В то время гитарист мог получить образование только в объеме музыкальной школы. Единственный в Москве класс гитары в Училище при консерватории был переполнен. Множество руководителей кружков гитарной самодеятельности не имели понятия о нотной грамоте и преподавали ученикам непосредственно «с рук». Это очень беспокоило Генриха. Он проявил чудеса организаторских способностей, когда вместе с коллегами организовал при Московском городском доме народного творчества двухгодичные курсы повышения квалификации для педагогов-гитаристов московских клубов, пригласив в качестве преподавателей самых известных в стране теоретиков музыки.
Через некоторое время, не без участия Генриха, после многолетнего перерыва возобновляет работу класс гитары в Музыкальном училище имени Октябрьской революции. Расцветом гитары в СССР назван этот период в зарубежных музыкальных изданиях.

- **Формулировка задания 1**
Ответьте по фрагменту о гитарном образовании в Москве:
(а) Где находился единственный в Москве класс гитары?
(б) Для кого были организованы двухгодичные курсы повышения квалификации при Московском городском доме народного творчества?
(в) В каком учебном заведении после многолетнего перерыва возобновил работу класс гитары?
Фрагмент документа и записи получены из разных источников.

- **Исходные данные**
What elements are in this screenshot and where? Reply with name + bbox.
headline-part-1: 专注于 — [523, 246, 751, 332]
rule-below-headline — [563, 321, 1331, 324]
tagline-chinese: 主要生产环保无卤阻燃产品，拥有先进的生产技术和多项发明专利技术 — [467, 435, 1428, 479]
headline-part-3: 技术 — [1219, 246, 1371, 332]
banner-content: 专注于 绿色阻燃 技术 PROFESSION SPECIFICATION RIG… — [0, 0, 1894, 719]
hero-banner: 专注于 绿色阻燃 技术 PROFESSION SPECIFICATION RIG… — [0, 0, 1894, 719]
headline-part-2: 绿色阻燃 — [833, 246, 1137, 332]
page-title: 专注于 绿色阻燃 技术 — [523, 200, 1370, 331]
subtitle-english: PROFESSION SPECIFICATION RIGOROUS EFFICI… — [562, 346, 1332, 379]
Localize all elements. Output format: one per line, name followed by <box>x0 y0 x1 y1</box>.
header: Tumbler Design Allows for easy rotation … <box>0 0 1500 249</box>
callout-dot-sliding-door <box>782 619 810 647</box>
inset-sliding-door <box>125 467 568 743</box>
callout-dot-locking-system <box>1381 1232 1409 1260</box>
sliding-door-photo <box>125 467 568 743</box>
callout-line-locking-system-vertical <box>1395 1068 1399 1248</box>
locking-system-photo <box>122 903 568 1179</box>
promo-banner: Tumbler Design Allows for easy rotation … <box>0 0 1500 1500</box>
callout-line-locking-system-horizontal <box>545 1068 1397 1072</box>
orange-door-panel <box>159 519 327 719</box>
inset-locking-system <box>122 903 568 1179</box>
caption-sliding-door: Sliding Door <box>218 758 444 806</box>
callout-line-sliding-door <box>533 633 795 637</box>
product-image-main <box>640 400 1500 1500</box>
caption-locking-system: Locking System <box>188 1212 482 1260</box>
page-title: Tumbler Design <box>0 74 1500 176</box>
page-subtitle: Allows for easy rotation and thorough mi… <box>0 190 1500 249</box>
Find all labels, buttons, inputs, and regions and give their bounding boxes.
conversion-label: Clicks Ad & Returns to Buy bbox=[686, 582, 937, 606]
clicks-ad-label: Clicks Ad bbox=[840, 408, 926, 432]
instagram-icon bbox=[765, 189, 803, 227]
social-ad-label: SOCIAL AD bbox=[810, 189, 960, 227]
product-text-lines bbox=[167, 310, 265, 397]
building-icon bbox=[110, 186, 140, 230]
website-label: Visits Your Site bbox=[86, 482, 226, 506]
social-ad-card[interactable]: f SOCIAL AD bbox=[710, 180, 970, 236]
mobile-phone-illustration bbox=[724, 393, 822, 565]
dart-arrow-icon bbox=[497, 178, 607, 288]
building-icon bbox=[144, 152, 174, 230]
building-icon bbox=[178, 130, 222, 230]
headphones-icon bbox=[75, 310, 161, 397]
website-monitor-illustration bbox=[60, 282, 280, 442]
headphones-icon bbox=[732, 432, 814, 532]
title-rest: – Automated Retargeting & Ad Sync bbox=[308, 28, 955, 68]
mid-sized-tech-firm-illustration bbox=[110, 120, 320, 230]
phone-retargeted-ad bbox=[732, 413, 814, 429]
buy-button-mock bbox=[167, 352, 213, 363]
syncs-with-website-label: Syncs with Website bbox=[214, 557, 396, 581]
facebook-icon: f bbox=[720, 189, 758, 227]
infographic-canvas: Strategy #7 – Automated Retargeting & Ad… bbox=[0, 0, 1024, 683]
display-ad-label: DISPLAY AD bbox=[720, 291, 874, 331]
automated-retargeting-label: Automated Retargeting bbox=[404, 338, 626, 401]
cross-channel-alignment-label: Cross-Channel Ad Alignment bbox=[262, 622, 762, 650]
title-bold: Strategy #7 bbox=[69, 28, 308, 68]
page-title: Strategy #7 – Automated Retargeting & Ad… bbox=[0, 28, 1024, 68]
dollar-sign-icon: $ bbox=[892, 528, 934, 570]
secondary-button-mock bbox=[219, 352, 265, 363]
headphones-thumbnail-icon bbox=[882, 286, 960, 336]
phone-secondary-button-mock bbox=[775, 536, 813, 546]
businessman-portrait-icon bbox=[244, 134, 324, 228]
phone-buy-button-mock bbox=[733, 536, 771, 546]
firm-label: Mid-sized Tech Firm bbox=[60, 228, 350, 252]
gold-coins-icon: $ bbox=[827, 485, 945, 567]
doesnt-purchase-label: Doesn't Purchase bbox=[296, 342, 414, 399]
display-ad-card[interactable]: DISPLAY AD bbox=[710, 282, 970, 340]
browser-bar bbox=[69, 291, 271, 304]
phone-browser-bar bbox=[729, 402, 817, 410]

- **Формулировка задания 2**
Выведите без изменений строки записей с самой первой по строку, содержащую «building-icon bbox=[178, 130, 222, 230]», включительно.

- **Полный ответ 1**
(а) В Училище при консерватории.
(б) Для педагогов-гитаристов московских клубов.
(в) В Музыкальном училище имени Октябрьской революции.

- **Полный ответ 2**
What elements are in this screenshot and where? Reply with name + bbox.
headline-part-1: 专注于 — [523, 246, 751, 332]
rule-below-headline — [563, 321, 1331, 324]
tagline-chinese: 主要生产环保无卤阻燃产品，拥有先进的生产技术和多项发明专利技术 — [467, 435, 1428, 479]
headline-part-3: 技术 — [1219, 246, 1371, 332]
banner-content: 专注于 绿色阻燃 技术 PROFESSION SPECIFICATION RIG… — [0, 0, 1894, 719]
hero-banner: 专注于 绿色阻燃 技术 PROFESSION SPECIFICATION RIG… — [0, 0, 1894, 719]
headline-part-2: 绿色阻燃 — [833, 246, 1137, 332]
page-title: 专注于 绿色阻燃 技术 — [523, 200, 1370, 331]
subtitle-english: PROFESSION SPECIFICATION RIGOROUS EFFICI… — [562, 346, 1332, 379]
Localize all elements. Output format: one per line, name followed by <box>x0 y0 x1 y1</box>.
header: Tumbler Design Allows for easy rotation … <box>0 0 1500 249</box>
callout-dot-sliding-door <box>782 619 810 647</box>
inset-sliding-door <box>125 467 568 743</box>
callout-dot-locking-system <box>1381 1232 1409 1260</box>
sliding-door-photo <box>125 467 568 743</box>
callout-line-locking-system-vertical <box>1395 1068 1399 1248</box>
locking-system-photo <box>122 903 568 1179</box>
promo-banner: Tumbler Design Allows for easy rotation … <box>0 0 1500 1500</box>
callout-line-locking-system-horizontal <box>545 1068 1397 1072</box>
orange-door-panel <box>159 519 327 719</box>
inset-locking-system <box>122 903 568 1179</box>
caption-sliding-door: Sliding Door <box>218 758 444 806</box>
callout-line-sliding-door <box>533 633 795 637</box>
product-image-main <box>640 400 1500 1500</box>
caption-locking-system: Locking System <box>188 1212 482 1260</box>
page-title: Tumbler Design <box>0 74 1500 176</box>
page-subtitle: Allows for easy rotation and thorough mi… <box>0 190 1500 249</box>
Find all labels, buttons, inputs, and regions and give their bounding boxes.
conversion-label: Clicks Ad & Returns to Buy bbox=[686, 582, 937, 606]
clicks-ad-label: Clicks Ad bbox=[840, 408, 926, 432]
instagram-icon bbox=[765, 189, 803, 227]
social-ad-label: SOCIAL AD bbox=[810, 189, 960, 227]
product-text-lines bbox=[167, 310, 265, 397]
building-icon bbox=[110, 186, 140, 230]
website-label: Visits Your Site bbox=[86, 482, 226, 506]
social-ad-card[interactable]: f SOCIAL AD bbox=[710, 180, 970, 236]
mobile-phone-illustration bbox=[724, 393, 822, 565]
dart-arrow-icon bbox=[497, 178, 607, 288]
building-icon bbox=[144, 152, 174, 230]
building-icon bbox=[178, 130, 222, 230]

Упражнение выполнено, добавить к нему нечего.